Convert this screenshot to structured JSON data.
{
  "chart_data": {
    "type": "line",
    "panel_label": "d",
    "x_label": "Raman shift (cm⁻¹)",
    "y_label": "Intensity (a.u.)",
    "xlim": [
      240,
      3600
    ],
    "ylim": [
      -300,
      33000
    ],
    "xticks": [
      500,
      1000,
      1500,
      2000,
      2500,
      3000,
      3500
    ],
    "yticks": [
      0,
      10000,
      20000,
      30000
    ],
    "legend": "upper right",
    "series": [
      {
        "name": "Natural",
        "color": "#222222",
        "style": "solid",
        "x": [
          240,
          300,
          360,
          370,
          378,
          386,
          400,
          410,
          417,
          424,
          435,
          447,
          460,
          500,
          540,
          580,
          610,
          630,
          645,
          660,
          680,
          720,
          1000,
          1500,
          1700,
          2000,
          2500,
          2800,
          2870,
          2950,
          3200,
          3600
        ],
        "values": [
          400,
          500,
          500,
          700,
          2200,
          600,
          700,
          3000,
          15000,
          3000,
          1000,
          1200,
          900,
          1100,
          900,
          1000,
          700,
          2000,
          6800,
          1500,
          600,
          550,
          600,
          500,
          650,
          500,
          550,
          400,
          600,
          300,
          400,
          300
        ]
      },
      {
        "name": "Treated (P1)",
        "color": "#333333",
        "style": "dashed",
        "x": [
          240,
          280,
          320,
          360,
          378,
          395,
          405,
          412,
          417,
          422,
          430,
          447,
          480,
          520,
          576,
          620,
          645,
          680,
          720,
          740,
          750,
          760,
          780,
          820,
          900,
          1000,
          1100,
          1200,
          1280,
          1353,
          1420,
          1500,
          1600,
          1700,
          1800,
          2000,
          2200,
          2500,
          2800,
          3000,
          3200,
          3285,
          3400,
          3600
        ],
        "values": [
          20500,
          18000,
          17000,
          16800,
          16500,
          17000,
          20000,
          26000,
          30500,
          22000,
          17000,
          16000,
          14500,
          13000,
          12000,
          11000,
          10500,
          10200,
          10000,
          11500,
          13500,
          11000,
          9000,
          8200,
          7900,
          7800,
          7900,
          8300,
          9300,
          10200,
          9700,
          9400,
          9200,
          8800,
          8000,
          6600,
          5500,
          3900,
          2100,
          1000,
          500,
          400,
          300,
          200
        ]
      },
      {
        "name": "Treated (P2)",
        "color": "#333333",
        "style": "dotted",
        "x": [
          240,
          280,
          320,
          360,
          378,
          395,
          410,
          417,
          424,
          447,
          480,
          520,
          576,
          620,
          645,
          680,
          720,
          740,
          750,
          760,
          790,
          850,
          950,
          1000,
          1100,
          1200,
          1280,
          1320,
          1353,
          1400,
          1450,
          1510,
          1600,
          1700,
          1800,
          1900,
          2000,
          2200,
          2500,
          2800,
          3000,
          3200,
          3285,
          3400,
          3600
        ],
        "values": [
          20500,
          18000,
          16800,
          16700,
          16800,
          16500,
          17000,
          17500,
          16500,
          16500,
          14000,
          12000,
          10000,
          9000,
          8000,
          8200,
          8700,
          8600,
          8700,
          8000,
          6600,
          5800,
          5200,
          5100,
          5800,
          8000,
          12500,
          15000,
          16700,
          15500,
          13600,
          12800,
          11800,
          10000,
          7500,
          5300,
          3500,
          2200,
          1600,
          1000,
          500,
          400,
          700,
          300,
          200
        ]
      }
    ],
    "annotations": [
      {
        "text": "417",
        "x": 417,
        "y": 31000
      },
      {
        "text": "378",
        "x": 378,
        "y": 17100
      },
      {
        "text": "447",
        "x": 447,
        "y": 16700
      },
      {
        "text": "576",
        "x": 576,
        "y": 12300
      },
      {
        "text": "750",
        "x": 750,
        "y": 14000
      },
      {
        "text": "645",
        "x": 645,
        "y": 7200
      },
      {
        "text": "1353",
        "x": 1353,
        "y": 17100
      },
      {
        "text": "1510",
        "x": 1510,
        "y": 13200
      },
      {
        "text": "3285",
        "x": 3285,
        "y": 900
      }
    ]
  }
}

--

Aim of the task: Can you restate every record above word for word?

Reply:
Convert this screenshot to structured JSON data.
{
  "chart_data": {
    "type": "line",
    "panel_label": "d",
    "x_label": "Raman shift (cm⁻¹)",
    "y_label": "Intensity (a.u.)",
    "xlim": [
      240,
      3600
    ],
    "ylim": [
      -300,
      33000
    ],
    "xticks": [
      500,
      1000,
      1500,
      2000,
      2500,
      3000,
      3500
    ],
    "yticks": [
      0,
      10000,
      20000,
      30000
    ],
    "legend": "upper right",
    "series": [
      {
        "name": "Natural",
        "color": "#222222",
        "style": "solid",
        "x": [
          240,
          300,
          360,
          370,
          378,
          386,
          400,
          410,
          417,
          424,
          435,
          447,
          460,
          500,
          540,
          580,
          610,
          630,
          645,
          660,
          680,
          720,
          1000,
          1500,
          1700,
          2000,
          2500,
          2800,
          2870,
          2950,
          3200,
          3600
        ],
        "values": [
          400,
          500,
          500,
          700,
          2200,
          600,
          700,
          3000,
          15000,
          3000,
          1000,
          1200,
          900,
          1100,
          900,
          1000,
          700,
          2000,
          6800,
          1500,
          600,
          550,
          600,
          500,
          650,
          500,
          550,
          400,
          600,
          300,
          400,
          300
        ]
      },
      {
        "name": "Treated (P1)",
        "color": "#333333",
        "style": "dashed",
        "x": [
          240,
          280,
          320,
          360,
          378,
          395,
          405,
          412,
          417,
          422,
          430,
          447,
          480,
          520,
          576,
          620,
          645,
          680,
          720,
          740,
          750,
          760,
          780,
          820,
          900,
          1000,
          1100,
          1200,
          1280,
          1353,
          1420,
          1500,
          1600,
          1700,
          1800,
          2000,
          2200,
          2500,
          2800,
          3000,
          3200,
          3285,
          3400,
          3600
        ],
        "values": [
          20500,
          18000,
          17000,
          16800,
          16500,
          17000,
          20000,
          26000,
          30500,
          22000,
          17000,
          16000,
          14500,
          13000,
          12000,
          11000,
          10500,
          10200,
          10000,
          11500,
          13500,
          11000,
          9000,
          8200,
          7900,
          7800,
          7900,
          8300,
          9300,
          10200,
          9700,
          9400,
          9200,
          8800,
          8000,
          6600,
          5500,
          3900,
          2100,
          1000,
          500,
          400,
          300,
          200
        ]
      },
      {
        "name": "Treated (P2)",
        "color": "#333333",
        "style": "dotted",
        "x": [
          240,
          280,
          320,
          360,
          378,
          395,
          410,
          417,
          424,
          447,
          480,
          520,
          576,
          620,
          645,
          680,
          720,
          740,
          750,
          760,
          790,
          850,
          950,
          1000,
          1100,
          1200,
          1280,
          1320,
          1353,
          1400,
          1450,
          1510,
          1600,
          1700,
          1800,
          1900,
          2000,
          2200,
          2500,
          2800,
          3000,
          3200,
          3285,
          3400,
          3600
        ],
        "values": [
          20500,
          18000,
          16800,
          16700,
          16800,
          16500,
          17000,
          17500,
          16500,
          16500,
          14000,
          12000,
          10000,
          9000,
          8000,
          8200,
          8700,
          8600,
          8700,
          8000,
          6600,
          5800,
          5200,
          5100,
          5800,
          8000,
          12500,
          15000,
          16700,
          15500,
          13600,
          12800,
          11800,
          10000,
          7500,
          5300,
          3500,
          2200,
          1600,
          1000,
          500,
          400,
          700,
          300,
          200
        ]
      }
    ],
    "annotations": [
      {
        "text": "417",
        "x": 417,
        "y": 31000
      },
      {
        "text": "378",
        "x": 378,
        "y": 17100
      },
      {
        "text": "447",
        "x": 447,
        "y": 16700
      },
      {
        "text": "576",
        "x": 576,
        "y": 12300
      },
      {
        "text": "750",
        "x": 750,
        "y": 14000
      },
      {
        "text": "645",
        "x": 645,
        "y": 7200
      },
      {
        "text": "1353",
        "x": 1353,
        "y": 17100
      },
      {
        "text": "1510",
        "x": 1510,
        "y": 13200
      },
      {
        "text": "3285",
        "x": 3285,
        "y": 900
      }
    ]
  }
}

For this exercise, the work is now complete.